• [Instructions to follow]:
Output every record below exactly as it appears.

## Begin Data for processing

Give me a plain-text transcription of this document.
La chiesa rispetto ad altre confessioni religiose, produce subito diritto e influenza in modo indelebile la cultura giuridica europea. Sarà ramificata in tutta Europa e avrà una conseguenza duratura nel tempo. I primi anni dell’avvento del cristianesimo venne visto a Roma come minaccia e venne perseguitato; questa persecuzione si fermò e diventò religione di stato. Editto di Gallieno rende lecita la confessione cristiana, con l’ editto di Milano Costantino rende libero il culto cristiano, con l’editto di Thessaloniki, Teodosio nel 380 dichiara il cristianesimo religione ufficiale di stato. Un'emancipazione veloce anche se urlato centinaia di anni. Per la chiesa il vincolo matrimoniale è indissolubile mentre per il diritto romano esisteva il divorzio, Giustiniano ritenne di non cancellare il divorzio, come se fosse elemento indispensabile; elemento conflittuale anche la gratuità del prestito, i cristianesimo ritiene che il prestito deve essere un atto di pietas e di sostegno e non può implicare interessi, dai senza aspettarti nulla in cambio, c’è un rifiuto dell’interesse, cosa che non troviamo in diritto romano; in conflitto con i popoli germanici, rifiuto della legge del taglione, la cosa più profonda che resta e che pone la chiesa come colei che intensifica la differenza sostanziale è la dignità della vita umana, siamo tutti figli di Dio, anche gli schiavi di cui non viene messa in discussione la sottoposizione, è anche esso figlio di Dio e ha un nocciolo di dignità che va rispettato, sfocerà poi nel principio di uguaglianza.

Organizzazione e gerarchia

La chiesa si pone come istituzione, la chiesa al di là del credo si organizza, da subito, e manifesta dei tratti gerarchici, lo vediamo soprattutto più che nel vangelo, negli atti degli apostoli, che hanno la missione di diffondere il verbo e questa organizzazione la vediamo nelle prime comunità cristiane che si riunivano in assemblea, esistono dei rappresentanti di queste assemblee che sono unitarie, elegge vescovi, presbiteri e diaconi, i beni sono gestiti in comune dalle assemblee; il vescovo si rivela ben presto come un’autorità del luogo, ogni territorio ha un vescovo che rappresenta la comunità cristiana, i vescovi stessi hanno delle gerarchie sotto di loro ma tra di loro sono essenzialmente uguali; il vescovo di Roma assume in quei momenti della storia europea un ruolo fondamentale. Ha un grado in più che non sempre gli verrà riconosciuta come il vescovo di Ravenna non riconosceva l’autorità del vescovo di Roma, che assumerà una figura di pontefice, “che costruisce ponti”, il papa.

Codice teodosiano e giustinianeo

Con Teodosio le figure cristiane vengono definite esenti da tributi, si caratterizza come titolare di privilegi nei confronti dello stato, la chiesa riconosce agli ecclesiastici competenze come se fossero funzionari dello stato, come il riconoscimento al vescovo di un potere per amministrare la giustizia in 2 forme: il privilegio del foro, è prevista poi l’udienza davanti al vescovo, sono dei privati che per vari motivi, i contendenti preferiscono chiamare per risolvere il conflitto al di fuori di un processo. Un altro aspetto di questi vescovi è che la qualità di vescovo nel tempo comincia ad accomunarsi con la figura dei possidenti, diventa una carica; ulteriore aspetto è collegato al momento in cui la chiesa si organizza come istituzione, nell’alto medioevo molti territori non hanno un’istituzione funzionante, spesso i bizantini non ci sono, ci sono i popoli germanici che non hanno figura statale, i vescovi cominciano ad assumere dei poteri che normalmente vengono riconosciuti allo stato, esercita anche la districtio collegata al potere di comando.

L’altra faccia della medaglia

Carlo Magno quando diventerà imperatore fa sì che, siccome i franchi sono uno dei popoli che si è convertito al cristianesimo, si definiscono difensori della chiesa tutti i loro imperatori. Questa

## End Data for processing

• [Solved exercise]:
Give me a plain-text transcription of this document.
La chiesa rispetto ad altre confessioni religiose, produce subito diritto e influenza in modo indelebile la cultura giuridica europea. Sarà ramificata in tutta Europa e avrà una conseguenza duratura nel tempo. I primi anni dell’avvento del cristianesimo venne visto a Roma come minaccia e venne perseguitato; questa persecuzione si fermò e diventò religione di stato. Editto di Gallieno rende lecita la confessione cristiana, con l’ editto di Milano Costantino rende libero il culto cristiano, con l’editto di Thessaloniki, Teodosio nel 380 dichiara il cristianesimo religione ufficiale di stato. Un'emancipazione veloce anche se urlato centinaia di anni. Per la chiesa il vincolo matrimoniale è indissolubile mentre per il diritto romano esisteva il divorzio, Giustiniano ritenne di non cancellare il divorzio, come se fosse elemento indispensabile; elemento conflittuale anche la gratuità del prestito, i cristianesimo ritiene che il prestito deve essere un atto di pietas e di sostegno e non può implicare interessi, dai senza aspettarti nulla in cambio, c’è un rifiuto dell’interesse, cosa che non troviamo in diritto romano; in conflitto con i popoli germanici, rifiuto della legge del taglione, la cosa più profonda che resta e che pone la chiesa come colei che intensifica la differenza sostanziale è la dignità della vita umana, siamo tutti figli di Dio, anche gli schiavi di cui non viene messa in discussione la sottoposizione, è anche esso figlio di Dio e ha un nocciolo di dignità che va rispettato, sfocerà poi nel principio di uguaglianza.

Organizzazione e gerarchia

La chiesa si pone come istituzione, la chiesa al di là del credo si organizza, da subito, e manifesta dei tratti gerarchici, lo vediamo soprattutto più che nel vangelo, negli atti degli apostoli, che hanno la missione di diffondere il verbo e questa organizzazione la vediamo nelle prime comunità cristiane che si riunivano in assemblea, esistono dei rappresentanti di queste assemblee che sono unitarie, elegge vescovi, presbiteri e diaconi, i beni sono gestiti in comune dalle assemblee; il vescovo si rivela ben presto come un’autorità del luogo, ogni territorio ha un vescovo che rappresenta la comunità cristiana, i vescovi stessi hanno delle gerarchie sotto di loro ma tra di loro sono essenzialmente uguali; il vescovo di Roma assume in quei momenti della storia europea un ruolo fondamentale. Ha un grado in più che non sempre gli verrà riconosciuta come il vescovo di Ravenna non riconosceva l’autorità del vescovo di Roma, che assumerà una figura di pontefice, “che costruisce ponti”, il papa.

Codice teodosiano e giustinianeo

Con Teodosio le figure cristiane vengono definite esenti da tributi, si caratterizza come titolare di privilegi nei confronti dello stato, la chiesa riconosce agli ecclesiastici competenze come se fossero funzionari dello stato, come il riconoscimento al vescovo di un potere per amministrare la giustizia in 2 forme: il privilegio del foro, è prevista poi l’udienza davanti al vescovo, sono dei privati che per vari motivi, i contendenti preferiscono chiamare per risolvere il conflitto al di fuori di un processo. Un altro aspetto di questi vescovi è che la qualità di vescovo nel tempo comincia ad accomunarsi con la figura dei possidenti, diventa una carica; ulteriore aspetto è collegato al momento in cui la chiesa si organizza come istituzione, nell’alto medioevo molti territori non hanno un’istituzione funzionante, spesso i bizantini non ci sono, ci sono i popoli germanici che non hanno figura statale, i vescovi cominciano ad assumere dei poteri che normalmente vengono riconosciuti allo stato, esercita anche la districtio collegata al potere di comando.

L’altra faccia della medaglia

Carlo Magno quando diventerà imperatore fa sì che, siccome i franchi sono uno dei popoli che si è convertito al cristianesimo, si definiscono difensori della chiesa tutti i loro imperatori. Questa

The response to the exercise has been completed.